__Exercise goal__. Copy every line that holds "Taipei".
--- Entries provided ---
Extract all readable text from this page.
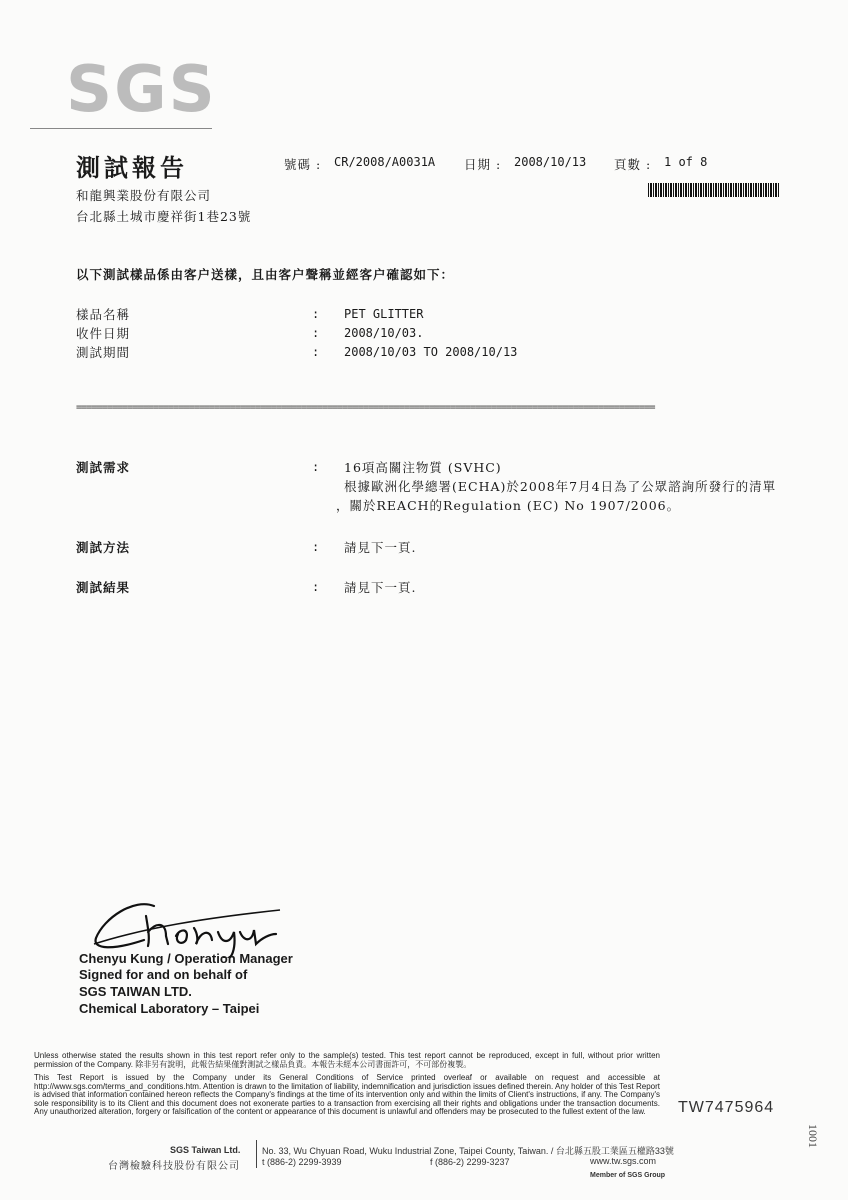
SGS
測試報告	號碼 : CR/2008/A0031A 日期 : 2008/10/13 頁數 : 1 of 8
和龍興業股份有限公司
台北縣土城市慶祥街1巷23號
以下測試樣品係由客户送樣，且由客户聲稱並經客户確認如下：
樣品名稱	: PET GLITTER
收件日期	: 2008/10/03.
測試期間	: 2008/10/03 TO 2008/10/13
=================================================================================================================
測試需求	: 16項高關注物質 (SVHC)
根據歐洲化學總署(ECHA)於2008年7月4日為了公眾諮詢所發行的清單
，關於REACH的Regulation (EC) No 1907/2006。
測試方法	: 請見下一頁.
測試結果	: 請見下一頁.
Chenyu Kung / Operation Manager
Signed for and on behalf of
SGS TAIWAN LTD.
Chemical Laboratory – Taipei
Unless otherwise stated the results shown in this test report refer only to the sample(s) tested. This test report cannot be reproduced, except in full, without prior written permission of the Company. 除非另有說明，此報告結果僅對測試之樣品負責。本報告未經本公司書面許可，不可部份複製。
This Test Report is issued by the Company under its General Conditions of Service printed overleaf or available on request and accessible at http://www.sgs.com/terms_and_conditions.htm. Attention is drawn to the limitation of liability, indemnification and jurisdiction issues defined therein. Any holder of this Test Report is advised that information contained hereon reflects the Company's findings at the time of its intervention only and within the limits of Client's instructions, if any. The Company's sole responsibility is to its Client and this document does not exonerate parties to a transaction from exercising all their rights and obligations under the transaction documents. Any unauthorized alteration, forgery or falsification of the content or appearance of this document is unlawful and offenders may be prosecuted to the fullest extent of the law.	TW7475964
1001
SGS Taiwan Ltd.
台灣檢驗科技股份有限公司
No. 33, Wu Chyuan Road, Wuku Industrial Zone, Taipei County, Taiwan. / 台北縣五股工業區五權路33號
t (886-2) 2299-3939	f (886-2) 2299-3237	www.tw.sgs.com
Member of SGS Group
---
__Finished answer__.
Chemical Laboratory – Taipei
No. 33, Wu Chyuan Road, Wuku Industrial Zone, Taipei County, Taiwan. / 台北縣五股工業區五權路33號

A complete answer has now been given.